* [EXERCISE]
Answer these questions from the LMOS Agent description:
(a) What value and type does the table give for @context?
(b) What title does the full example give the agent?
(c) What minimum and maximum are set for the temperature setting?

* [SELECTED PASSAGE]
Here is the table and description for an Agent in the context of the LMOS Protocol vocabulary:
Vocabulary Term | Value | Assignment | Type |
---|---|---|---|
@context | https://eclipse.dev/lmos/protocol/v1 | Mandatory | URI |
@type | Agent | Mandatory | string |
Example:
{
"@context": [
"https://www.w3.org/2022/wot/td/v1.1",
{
"lmos": "https://eclipse.dev/lmos/protocol/v1",
}
],
"@type": "lmos:Agent",
"id": "urn:uuid:6f1d3a7a-1f97-4e6b-b45f-f3c2e1c84c77",
"title": "Agent Name",
"lmos:metadata": {
"lmos:vendor": {
"lmos:name": "Deutsche Telekom AG",
"lmos:url": "https://telekom.de"
}
}
}
Full example:
{
"@context": [
"https://www.w3.org/2022/wot/td/v1.1",
{
"lmos": "https://eclipse.dev/lmos/protocol/v1",
}
],
"id": "urn:uuid:6f1d3a7a-1f97-4e6b-b45f-f3c2e1c84c77",
"title": "WeatherAgent",
"@type": "lmos:Agent",
"links": [{
"rel": "service-doc",
"href": "https://weatherai.example.com/manual.pdf",
"type": "application/pdf",
"hreflang": "en"
}],
"lmos:metadata": {
"lmos:vendor": {
"lmos:name": "Deutsche Telekom AG",
"lmos:url": "https://telekom.de"
}
}
"securityDefinitions": {
"basic_sc": {
"scheme": "basic",
"in": "header"
}
},
"security": "basic_sc",
"properties": {
"modelConfiguration": {
"description": "Current configuration of the underlying LLM, including version, temperature, and maximum tokens.",
"type": "object",
"readOnly": true,
"properties": {
"modelName": {
"type": "string",
"description": "Name of the model in use, e.g., gpt-4o."
},
"temperature": {
"type": "number",
"description": "Temperature setting for controlling response randomness.",
"minimum": 0,
"maximum": 1
},
"maxTokens": {
"type": "integer",
"description": "Maximum number of tokens the model is allowed to generate."
}
},
"forms": [
{
"op": "readproperty",
"href": "https://weatherai.example.com/things/urn:uuid:6f1d3a7a-1f97-4e6b-b45f-f3c2e1c84c77/properties/modelConfiguration",
"contentType": "application/json"

* [RECORDS SHOWN]
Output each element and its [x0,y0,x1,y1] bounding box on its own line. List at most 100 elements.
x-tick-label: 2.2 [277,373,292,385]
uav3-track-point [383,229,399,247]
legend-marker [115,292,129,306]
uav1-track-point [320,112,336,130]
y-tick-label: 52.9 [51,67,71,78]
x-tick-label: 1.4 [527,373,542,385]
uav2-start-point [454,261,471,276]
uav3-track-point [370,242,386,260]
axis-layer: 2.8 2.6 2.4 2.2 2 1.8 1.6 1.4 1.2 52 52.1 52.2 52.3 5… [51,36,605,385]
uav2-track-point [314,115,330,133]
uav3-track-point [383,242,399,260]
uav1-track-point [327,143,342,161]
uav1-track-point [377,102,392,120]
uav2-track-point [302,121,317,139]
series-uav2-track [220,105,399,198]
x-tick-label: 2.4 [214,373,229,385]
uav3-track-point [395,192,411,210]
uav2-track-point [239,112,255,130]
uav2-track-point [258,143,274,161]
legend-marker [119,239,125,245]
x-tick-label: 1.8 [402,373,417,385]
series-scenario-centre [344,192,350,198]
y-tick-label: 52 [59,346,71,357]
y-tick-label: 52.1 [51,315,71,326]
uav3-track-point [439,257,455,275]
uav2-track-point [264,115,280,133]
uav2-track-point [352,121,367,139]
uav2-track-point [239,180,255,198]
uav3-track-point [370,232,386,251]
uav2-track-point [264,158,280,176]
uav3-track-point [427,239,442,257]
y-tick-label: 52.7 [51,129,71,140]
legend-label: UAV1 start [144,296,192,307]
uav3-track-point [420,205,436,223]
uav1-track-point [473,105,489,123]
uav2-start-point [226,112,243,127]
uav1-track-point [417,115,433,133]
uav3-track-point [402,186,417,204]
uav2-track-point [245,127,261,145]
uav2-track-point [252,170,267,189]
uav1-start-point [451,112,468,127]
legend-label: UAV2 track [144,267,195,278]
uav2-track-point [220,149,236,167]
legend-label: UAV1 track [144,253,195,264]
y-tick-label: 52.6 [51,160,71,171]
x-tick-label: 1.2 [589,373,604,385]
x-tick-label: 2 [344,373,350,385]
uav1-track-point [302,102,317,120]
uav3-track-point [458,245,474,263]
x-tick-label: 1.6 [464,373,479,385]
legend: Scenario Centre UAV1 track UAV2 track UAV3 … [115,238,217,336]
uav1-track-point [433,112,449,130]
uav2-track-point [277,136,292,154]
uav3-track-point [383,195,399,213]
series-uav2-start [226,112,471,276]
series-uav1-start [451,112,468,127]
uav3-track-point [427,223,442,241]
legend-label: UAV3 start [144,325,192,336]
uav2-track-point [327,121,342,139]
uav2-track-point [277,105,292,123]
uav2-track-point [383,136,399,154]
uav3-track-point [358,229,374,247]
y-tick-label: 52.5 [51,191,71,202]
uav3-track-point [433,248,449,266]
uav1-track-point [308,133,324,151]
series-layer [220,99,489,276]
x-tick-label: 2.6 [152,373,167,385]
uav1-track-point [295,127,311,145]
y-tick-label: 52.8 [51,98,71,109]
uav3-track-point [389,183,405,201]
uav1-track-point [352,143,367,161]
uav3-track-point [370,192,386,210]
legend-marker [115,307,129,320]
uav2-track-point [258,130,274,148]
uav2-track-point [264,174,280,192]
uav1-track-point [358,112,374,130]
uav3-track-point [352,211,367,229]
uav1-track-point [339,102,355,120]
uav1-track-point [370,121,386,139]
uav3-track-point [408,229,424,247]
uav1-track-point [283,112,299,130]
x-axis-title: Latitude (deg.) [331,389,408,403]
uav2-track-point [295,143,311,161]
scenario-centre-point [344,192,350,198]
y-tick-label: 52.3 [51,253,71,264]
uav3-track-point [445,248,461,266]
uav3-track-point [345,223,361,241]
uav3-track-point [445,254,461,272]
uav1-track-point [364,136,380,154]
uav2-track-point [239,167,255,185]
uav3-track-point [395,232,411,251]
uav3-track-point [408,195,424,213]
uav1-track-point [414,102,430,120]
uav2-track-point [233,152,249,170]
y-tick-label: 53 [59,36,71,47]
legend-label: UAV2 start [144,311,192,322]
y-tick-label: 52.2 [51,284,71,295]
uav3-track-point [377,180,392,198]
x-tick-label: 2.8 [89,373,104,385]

* [RESULT FOR THIS EXERCISE]
(a) The value is https://eclipse.dev/lmos/protocol/v1, and the type is URI.
(b) WeatherAgent.
(c) The minimum is 0 and the maximum is 1.